What do Holocaust survivors think of ‘Polish death camps’?

Whitewashing history “can be done more easily when our generation is not here, so it’s very important that we have to fight it.”

HOLOCAUST SURVIVORS visit the site of the Auschwitz death camp, during ceremonies marking the 73rd anniversary of the camp’s liberation and International Holocaust Victims Remembrance Day, in Poland in January 2018.. (photo credit: KACPER PEMPEL / REUTERS)
HOLOCAUST SURVIVORS visit the site of the Auschwitz death camp, during ceremonies marking the 73rd anniversary of the camp’s liberation and International Holocaust Victims Remembrance Day, in Poland in January 2018..
(photo credit: KACPER PEMPEL / REUTERS)
‘After all these years, they want to have the blame removed, as if they didn’t have anything to do with it,” Freda Wineman, a survivor of Auschwitz II-Birkenau death camp, told The Jerusalem Post, regarding controversial Polish legislation to outlaw talk of Poles’ complicity in  Nazis’ crimes.

> _The tasks_:
[1] In the article on Holocaust survivors and "Polish death camps," write out the part between "What do Holocaust" and "2018.. (photo credit: KACPER PEMPEL / REUTERS)", inclusive, putting "Oswiecim" in place of "Auschwitz".
[2] In the article on Holocaust survivors and "Polish death camps," which anniversary of the camp's liberation was marked by the January 2018 ceremonies?
[3] Carry on the article on Holocaust survivors and "Polish death camps" from its last sentence.
The entries that come next are separate material and have no connection to the article.

(Box coordinate listings)
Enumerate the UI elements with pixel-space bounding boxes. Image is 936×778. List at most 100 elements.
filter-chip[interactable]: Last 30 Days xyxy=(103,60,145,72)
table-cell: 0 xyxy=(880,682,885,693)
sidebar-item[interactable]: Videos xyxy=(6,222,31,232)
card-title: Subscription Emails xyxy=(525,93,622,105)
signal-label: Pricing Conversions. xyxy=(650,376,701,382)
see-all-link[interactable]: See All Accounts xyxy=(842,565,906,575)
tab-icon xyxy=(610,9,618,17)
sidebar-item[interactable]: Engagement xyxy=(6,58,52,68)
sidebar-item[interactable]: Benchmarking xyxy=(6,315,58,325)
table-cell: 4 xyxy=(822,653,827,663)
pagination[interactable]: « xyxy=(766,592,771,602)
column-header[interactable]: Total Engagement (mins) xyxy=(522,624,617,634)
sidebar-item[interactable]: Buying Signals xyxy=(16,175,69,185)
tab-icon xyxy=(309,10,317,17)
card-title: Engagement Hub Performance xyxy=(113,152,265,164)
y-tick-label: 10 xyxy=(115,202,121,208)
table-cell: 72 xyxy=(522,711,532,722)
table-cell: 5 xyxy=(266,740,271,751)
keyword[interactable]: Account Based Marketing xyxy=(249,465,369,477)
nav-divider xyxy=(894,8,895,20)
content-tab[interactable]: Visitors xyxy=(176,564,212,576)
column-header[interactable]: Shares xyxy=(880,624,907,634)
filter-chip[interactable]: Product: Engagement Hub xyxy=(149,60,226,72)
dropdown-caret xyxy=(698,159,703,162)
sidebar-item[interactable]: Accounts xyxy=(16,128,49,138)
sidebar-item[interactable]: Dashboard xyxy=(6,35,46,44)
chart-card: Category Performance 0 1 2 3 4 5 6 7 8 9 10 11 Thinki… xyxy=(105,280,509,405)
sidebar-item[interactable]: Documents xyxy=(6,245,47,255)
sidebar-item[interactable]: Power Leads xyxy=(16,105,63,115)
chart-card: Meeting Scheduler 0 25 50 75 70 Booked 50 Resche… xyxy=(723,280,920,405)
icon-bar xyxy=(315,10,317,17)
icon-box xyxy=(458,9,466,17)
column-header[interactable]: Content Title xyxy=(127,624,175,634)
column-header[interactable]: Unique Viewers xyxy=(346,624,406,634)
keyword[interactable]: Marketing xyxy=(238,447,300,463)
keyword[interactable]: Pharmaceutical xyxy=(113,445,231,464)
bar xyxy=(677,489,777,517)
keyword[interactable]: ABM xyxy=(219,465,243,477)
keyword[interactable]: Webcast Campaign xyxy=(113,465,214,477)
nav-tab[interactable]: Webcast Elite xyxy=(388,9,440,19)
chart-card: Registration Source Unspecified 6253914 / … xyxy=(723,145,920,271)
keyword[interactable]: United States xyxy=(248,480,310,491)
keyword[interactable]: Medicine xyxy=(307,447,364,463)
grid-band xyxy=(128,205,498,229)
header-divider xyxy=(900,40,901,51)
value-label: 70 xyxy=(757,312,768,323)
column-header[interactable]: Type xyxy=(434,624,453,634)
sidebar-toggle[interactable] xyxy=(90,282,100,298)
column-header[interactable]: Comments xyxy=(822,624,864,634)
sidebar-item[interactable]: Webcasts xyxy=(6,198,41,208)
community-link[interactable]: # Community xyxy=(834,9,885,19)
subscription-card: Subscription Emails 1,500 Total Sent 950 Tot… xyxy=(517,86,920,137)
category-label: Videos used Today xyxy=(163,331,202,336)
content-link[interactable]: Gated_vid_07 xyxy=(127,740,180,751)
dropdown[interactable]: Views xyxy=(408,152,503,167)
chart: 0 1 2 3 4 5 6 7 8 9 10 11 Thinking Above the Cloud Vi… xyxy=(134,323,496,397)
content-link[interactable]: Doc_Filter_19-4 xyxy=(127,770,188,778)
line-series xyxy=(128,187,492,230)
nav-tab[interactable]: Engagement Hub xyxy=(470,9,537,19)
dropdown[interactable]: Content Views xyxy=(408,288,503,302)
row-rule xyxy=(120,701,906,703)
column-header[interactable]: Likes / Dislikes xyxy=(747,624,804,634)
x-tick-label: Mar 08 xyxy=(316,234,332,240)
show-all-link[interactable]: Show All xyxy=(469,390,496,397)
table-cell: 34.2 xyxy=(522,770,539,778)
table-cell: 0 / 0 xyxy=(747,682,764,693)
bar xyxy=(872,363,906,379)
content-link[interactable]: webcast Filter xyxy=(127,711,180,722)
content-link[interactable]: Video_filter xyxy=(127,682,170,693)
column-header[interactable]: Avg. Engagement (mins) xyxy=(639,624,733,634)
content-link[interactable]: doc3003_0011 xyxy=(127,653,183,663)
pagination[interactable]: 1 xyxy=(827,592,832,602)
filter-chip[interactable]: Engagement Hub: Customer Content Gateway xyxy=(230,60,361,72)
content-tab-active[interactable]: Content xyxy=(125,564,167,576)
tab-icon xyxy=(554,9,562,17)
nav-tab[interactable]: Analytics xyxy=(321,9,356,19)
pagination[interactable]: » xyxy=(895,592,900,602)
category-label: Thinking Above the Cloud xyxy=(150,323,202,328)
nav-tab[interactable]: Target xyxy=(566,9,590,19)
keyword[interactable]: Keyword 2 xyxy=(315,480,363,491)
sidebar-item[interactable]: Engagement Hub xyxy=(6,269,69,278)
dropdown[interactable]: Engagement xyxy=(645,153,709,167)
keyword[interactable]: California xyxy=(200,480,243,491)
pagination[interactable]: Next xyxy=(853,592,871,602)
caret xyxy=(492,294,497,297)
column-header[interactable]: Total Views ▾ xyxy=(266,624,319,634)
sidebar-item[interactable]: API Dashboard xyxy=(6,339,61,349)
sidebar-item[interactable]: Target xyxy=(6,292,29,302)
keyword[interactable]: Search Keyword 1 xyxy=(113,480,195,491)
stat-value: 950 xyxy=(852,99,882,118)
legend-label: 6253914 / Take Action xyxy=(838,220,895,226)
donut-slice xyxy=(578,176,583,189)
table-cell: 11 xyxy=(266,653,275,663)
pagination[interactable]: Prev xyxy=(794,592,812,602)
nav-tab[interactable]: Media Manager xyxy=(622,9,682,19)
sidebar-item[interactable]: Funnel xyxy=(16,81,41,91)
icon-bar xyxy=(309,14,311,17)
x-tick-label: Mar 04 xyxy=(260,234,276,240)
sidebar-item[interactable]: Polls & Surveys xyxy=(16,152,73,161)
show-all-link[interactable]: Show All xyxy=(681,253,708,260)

> _Written answers_:
[1]
What do Holocaust survivors think of ‘Polish death camps’?

Whitewashing history “can be done more easily when our generation is not here, so it’s very important that we have to fight it.”

HOLOCAUST SURVIVORS visit the site of the Oswiecim death camp, during ceremonies marking the 73rd anniversary of the camp’s liberation and International Holocaust Victims Remembrance Day, in Poland in January 2018.. (photo credit: KACPER PEMPEL / REUTERS)

[2] The 73rd anniversary.

[3]
Though the part of the legislation that criminalizes the use of the term “Polish death camps” grabbed headlines, the fact that the camps were established and run by Nazis is not the focus of the dispute. The main concern is that criminalizing statements regarding complicity of the Polish nation is an attempt to distort history and can prevent survivors and historians from speaking freely.
Wineman, a French native who has lived in the UK since 1950, opines that the measure is connected to an attitude of the third generation toward Holocaust history.
“They want to whitewash it in their favor,” she asserts.
“When the Nazis invaded, Poland had the largest Jewish population in Europe [some 3.2 million Jews], and yet they were rounded up so quickly into the ghettos within a short frame of time that there must have been some complicity with the local Polish population, and only very few actually stood up and tried to help Jews they had lived alongside for a long time,” she notes. “They were almost pleased to be able to take over their homes and things that the Jews had to leave behind.
“You must always remember the Righteous Among the Nations, but that was a minority. Some people I know were hidden by Christians,” she acknowledges. Yet one also must remember, she says, that “the Poles were already antisemitic before the war.”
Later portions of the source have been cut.